# Stated exercise
Copy the listing again from the line containing "Detect and localize" down to the line containing "pie1-caption: Regime ambulatoriale", swapping "caption" for "subtitle" and changing nothing else. Leave out the pictures.

# Records shown
┌──

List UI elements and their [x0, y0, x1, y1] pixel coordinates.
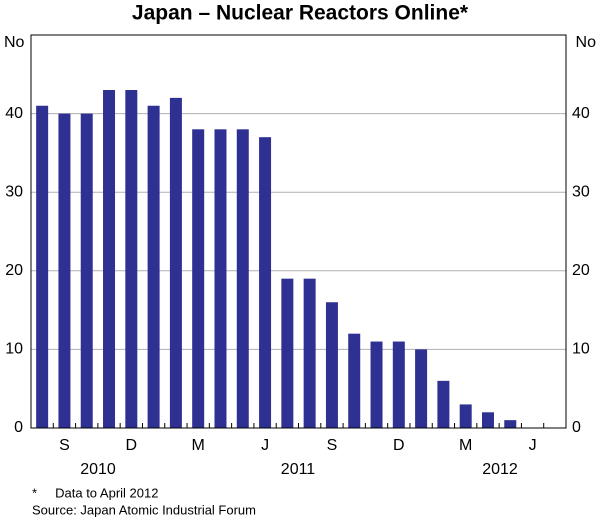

└──
┌──

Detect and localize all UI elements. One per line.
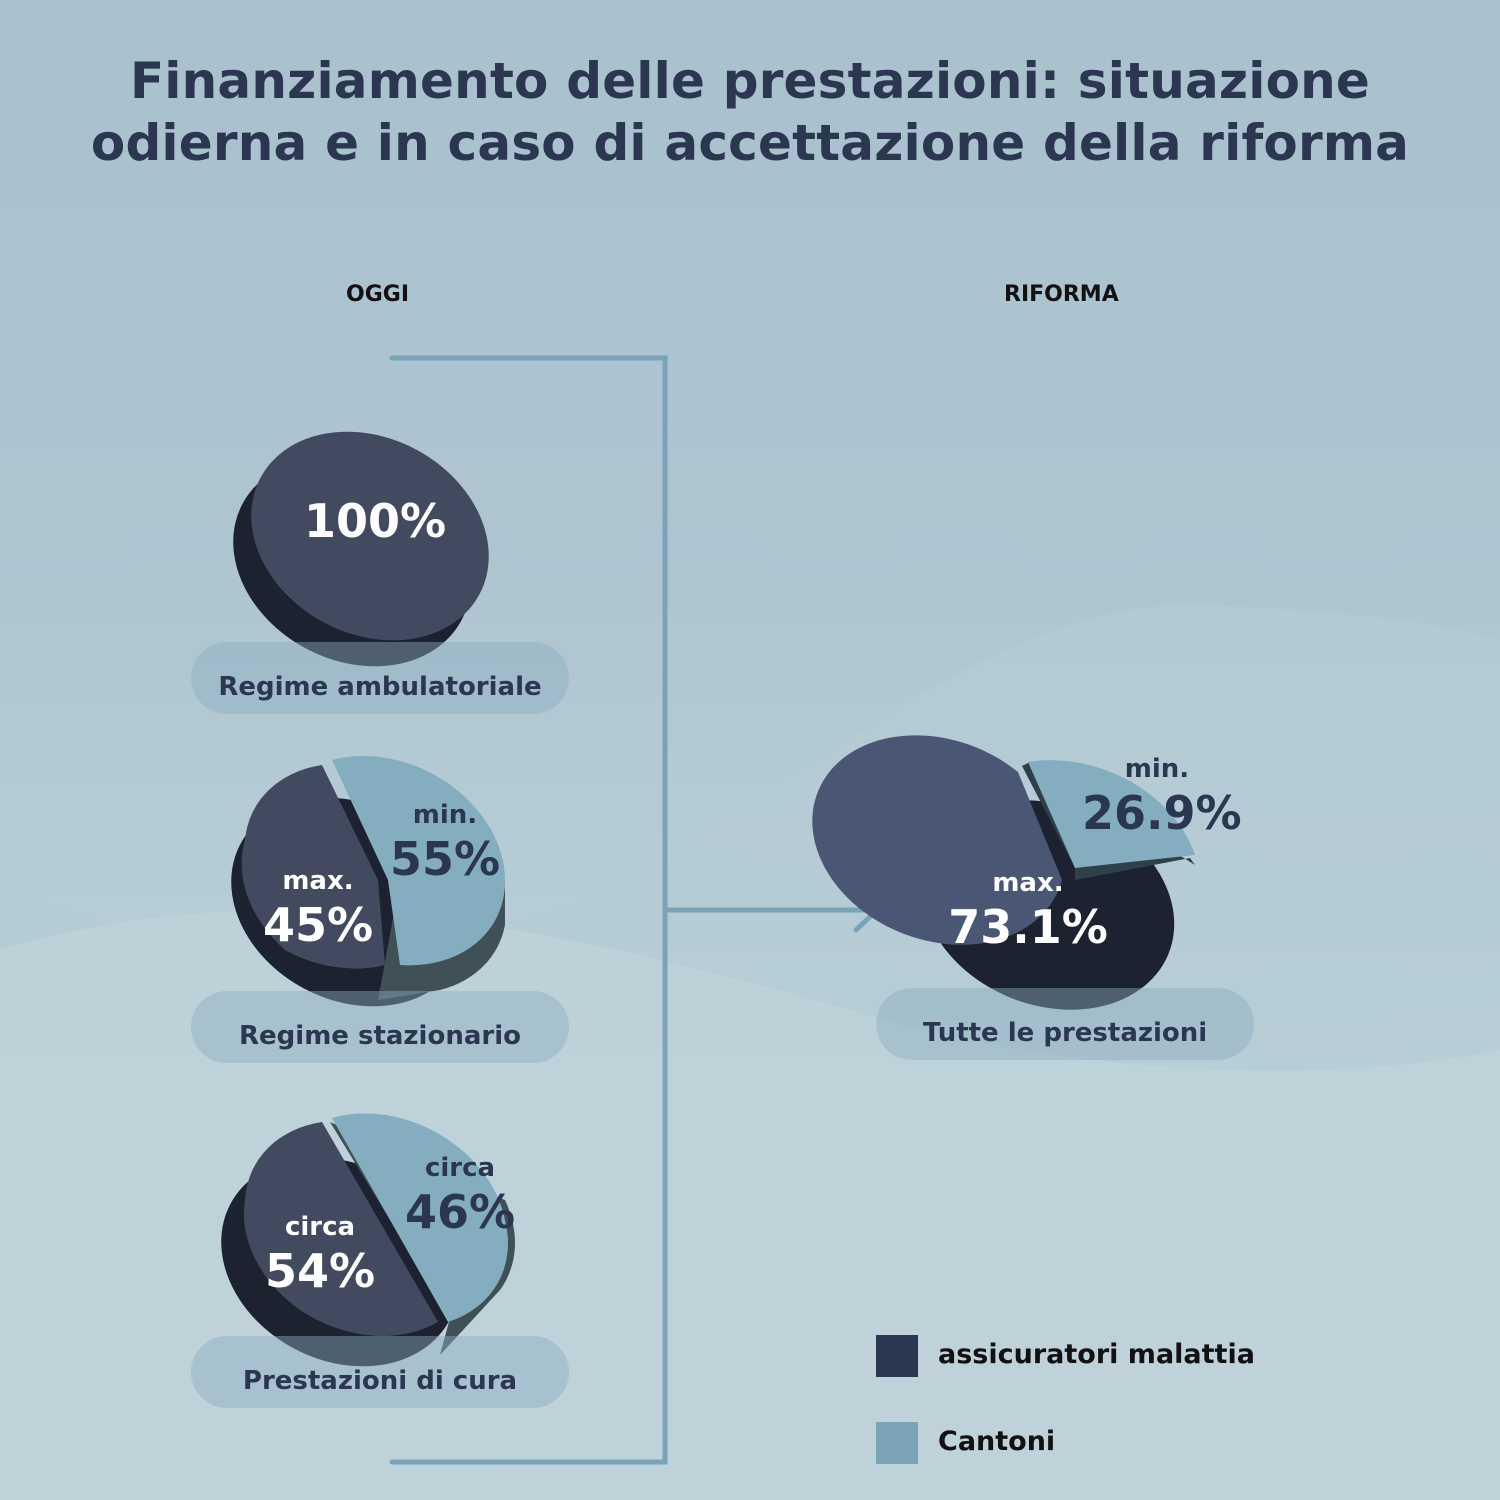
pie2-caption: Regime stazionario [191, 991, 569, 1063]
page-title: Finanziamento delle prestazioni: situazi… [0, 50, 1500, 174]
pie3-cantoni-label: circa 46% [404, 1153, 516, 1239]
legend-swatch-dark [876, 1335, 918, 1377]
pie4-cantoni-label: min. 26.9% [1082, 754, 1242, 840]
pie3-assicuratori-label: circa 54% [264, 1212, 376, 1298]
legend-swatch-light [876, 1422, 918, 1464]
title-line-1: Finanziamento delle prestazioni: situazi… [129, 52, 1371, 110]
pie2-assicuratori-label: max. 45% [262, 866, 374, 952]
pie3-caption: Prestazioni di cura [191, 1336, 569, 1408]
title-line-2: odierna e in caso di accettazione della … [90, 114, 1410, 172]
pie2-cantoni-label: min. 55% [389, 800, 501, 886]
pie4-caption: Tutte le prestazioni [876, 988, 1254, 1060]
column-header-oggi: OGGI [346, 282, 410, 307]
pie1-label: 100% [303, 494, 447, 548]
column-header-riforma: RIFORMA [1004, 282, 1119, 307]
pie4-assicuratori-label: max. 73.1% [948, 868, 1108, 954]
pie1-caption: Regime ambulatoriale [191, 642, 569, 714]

└──

# Worked answer
Detect and localize all UI elements. One per line.
pie2-subtitle: Regime stazionario [191, 991, 569, 1063]
page-title: Finanziamento delle prestazioni: situazi… [0, 50, 1500, 174]
pie3-cantoni-label: circa 46% [404, 1153, 516, 1239]
legend-swatch-dark [876, 1335, 918, 1377]
pie4-cantoni-label: min. 26.9% [1082, 754, 1242, 840]
pie3-assicuratori-label: circa 54% [264, 1212, 376, 1298]
legend-swatch-light [876, 1422, 918, 1464]
title-line-1: Finanziamento delle prestazioni: situazi… [129, 52, 1371, 110]
pie2-assicuratori-label: max. 45% [262, 866, 374, 952]
pie3-subtitle: Prestazioni di cura [191, 1336, 569, 1408]
title-line-2: odierna e in caso di accettazione della … [90, 114, 1410, 172]
pie2-cantoni-label: min. 55% [389, 800, 501, 886]
pie4-subtitle: Tutte le prestazioni [876, 988, 1254, 1060]
column-header-oggi: OGGI [346, 282, 410, 307]
pie1-label: 100% [303, 494, 447, 548]
column-header-riforma: RIFORMA [1004, 282, 1119, 307]
pie4-assicuratori-label: max. 73.1% [948, 868, 1108, 954]
pie1-subtitle: Regime ambulatoriale [191, 642, 569, 714]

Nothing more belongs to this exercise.